### Work required
Output the records from the line with "table-cell: 122 xyxy=(357,1138,384,1154)" up to and including the line with "info-row-wash xyxy=(16,284,433,352)", each line copied character for character.

Entries from a dataset
+ + + + + + +

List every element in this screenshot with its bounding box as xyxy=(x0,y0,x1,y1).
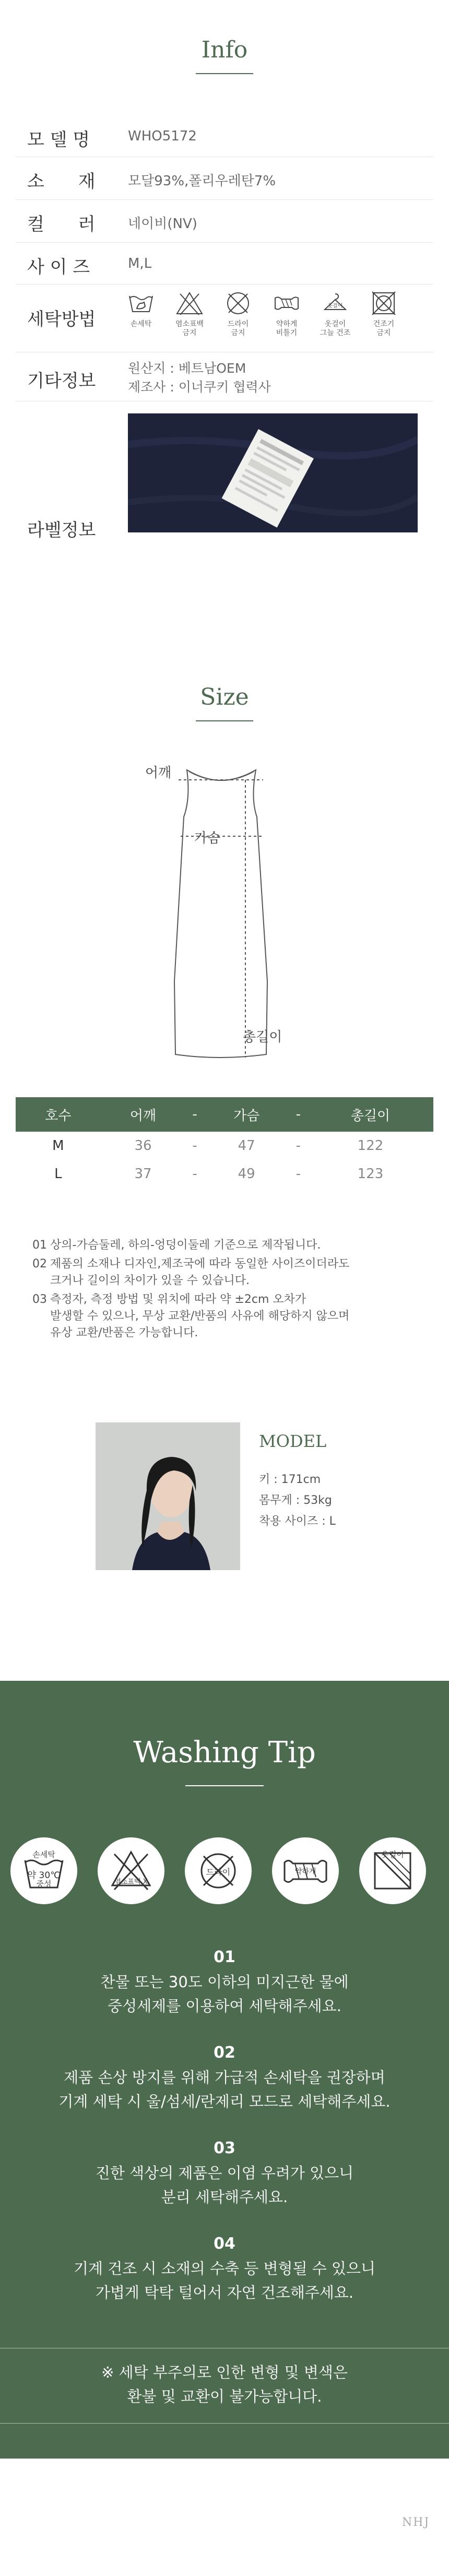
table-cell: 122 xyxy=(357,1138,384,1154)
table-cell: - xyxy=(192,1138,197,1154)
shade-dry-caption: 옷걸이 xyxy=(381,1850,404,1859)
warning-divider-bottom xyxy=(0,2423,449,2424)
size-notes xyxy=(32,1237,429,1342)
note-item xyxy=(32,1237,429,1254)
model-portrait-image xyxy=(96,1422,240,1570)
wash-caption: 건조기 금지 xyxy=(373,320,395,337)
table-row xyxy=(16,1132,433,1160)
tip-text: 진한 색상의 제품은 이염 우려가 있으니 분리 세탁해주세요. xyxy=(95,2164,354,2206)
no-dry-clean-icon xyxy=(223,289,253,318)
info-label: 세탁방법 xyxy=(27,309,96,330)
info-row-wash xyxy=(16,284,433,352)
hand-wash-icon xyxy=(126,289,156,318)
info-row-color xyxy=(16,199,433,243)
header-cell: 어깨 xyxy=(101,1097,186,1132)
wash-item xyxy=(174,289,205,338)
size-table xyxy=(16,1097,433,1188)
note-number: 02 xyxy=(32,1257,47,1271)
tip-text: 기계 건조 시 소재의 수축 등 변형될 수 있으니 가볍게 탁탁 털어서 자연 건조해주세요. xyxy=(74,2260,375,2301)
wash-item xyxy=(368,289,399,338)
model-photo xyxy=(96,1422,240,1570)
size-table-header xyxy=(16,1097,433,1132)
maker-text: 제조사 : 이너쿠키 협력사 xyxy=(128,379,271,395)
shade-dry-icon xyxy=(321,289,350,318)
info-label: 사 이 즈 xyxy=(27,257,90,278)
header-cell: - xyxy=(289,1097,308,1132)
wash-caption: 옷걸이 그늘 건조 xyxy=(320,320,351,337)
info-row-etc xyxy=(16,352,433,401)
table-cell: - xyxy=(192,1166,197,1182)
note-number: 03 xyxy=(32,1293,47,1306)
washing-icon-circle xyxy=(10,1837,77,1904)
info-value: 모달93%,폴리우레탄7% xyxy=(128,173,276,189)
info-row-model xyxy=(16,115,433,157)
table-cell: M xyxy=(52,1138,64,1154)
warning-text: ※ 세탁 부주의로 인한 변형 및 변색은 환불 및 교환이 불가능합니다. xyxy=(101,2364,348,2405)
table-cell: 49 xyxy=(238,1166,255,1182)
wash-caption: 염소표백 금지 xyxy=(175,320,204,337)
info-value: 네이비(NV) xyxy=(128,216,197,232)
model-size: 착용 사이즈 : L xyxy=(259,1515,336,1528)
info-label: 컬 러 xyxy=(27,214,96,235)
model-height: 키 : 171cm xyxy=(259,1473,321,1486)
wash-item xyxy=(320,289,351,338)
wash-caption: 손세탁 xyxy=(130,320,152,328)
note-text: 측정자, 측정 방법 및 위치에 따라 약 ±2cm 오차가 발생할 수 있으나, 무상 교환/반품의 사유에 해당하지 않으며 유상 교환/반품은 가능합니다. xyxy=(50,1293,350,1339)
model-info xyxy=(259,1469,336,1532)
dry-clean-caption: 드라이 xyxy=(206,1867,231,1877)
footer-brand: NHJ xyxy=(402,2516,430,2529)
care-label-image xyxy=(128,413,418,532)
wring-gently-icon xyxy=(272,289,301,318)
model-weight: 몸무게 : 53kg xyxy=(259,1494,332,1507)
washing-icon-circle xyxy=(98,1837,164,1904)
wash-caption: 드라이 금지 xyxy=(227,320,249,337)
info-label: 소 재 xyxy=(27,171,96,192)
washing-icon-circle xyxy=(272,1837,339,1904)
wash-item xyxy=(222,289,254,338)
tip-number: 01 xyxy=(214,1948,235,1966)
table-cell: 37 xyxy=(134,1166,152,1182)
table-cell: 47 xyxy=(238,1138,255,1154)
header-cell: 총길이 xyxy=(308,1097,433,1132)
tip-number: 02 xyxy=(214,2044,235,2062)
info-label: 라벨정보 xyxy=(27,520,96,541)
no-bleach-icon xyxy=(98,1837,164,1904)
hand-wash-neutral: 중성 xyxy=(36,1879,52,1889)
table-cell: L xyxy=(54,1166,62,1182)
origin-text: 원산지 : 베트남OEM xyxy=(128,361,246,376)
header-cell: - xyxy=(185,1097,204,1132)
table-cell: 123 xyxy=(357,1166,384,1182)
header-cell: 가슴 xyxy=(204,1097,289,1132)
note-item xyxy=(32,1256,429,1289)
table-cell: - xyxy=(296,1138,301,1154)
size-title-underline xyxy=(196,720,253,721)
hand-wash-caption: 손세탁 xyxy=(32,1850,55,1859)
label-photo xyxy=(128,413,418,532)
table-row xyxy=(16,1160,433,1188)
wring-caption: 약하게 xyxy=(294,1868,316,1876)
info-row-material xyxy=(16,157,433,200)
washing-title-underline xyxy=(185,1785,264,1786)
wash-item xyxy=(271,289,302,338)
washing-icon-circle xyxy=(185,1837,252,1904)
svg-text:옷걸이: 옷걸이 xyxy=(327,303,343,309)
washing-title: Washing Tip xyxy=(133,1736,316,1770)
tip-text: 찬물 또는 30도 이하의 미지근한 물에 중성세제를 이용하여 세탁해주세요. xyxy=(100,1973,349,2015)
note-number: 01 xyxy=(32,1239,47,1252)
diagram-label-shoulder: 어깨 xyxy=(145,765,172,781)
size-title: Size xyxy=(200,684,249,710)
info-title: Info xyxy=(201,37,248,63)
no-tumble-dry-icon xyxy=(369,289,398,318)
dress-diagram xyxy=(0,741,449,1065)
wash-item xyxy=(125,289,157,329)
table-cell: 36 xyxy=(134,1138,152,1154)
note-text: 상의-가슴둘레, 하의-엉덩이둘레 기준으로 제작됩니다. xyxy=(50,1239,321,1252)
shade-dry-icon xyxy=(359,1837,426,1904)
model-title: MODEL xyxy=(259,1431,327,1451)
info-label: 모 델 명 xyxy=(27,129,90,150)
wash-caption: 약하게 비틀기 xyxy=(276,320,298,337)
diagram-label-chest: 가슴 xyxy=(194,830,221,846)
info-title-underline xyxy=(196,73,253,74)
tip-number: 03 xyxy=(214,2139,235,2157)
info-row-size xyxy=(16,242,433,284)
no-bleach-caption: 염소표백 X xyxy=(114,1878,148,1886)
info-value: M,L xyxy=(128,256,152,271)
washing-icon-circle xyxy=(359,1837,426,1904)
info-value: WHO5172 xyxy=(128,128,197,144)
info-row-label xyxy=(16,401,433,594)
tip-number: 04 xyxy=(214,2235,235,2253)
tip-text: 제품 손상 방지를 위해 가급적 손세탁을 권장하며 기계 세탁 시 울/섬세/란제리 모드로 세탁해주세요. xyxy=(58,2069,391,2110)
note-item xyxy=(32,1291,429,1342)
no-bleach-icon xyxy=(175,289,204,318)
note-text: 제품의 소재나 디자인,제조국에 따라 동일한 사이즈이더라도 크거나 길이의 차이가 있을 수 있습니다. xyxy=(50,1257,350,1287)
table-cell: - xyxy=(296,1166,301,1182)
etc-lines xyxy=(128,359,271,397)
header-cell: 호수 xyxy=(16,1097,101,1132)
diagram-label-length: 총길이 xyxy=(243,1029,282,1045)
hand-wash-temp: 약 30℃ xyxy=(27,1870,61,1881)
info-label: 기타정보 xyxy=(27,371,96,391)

+ + + + + + +

### Solution below
table-cell: 122 xyxy=(357,1138,384,1154)
table-cell: - xyxy=(192,1138,197,1154)
shade-dry-caption: 옷걸이 xyxy=(381,1850,404,1859)
warning-divider-bottom xyxy=(0,2423,449,2424)
size-notes xyxy=(32,1237,429,1342)
note-item xyxy=(32,1237,429,1254)
model-portrait-image xyxy=(96,1422,240,1570)
wash-caption: 건조기 금지 xyxy=(373,320,395,337)
table-row xyxy=(16,1132,433,1160)
tip-text: 진한 색상의 제품은 이염 우려가 있으니 분리 세탁해주세요. xyxy=(95,2164,354,2206)
no-dry-clean-icon xyxy=(223,289,253,318)
info-label: 세탁방법 xyxy=(27,309,96,330)
info-row-wash xyxy=(16,284,433,352)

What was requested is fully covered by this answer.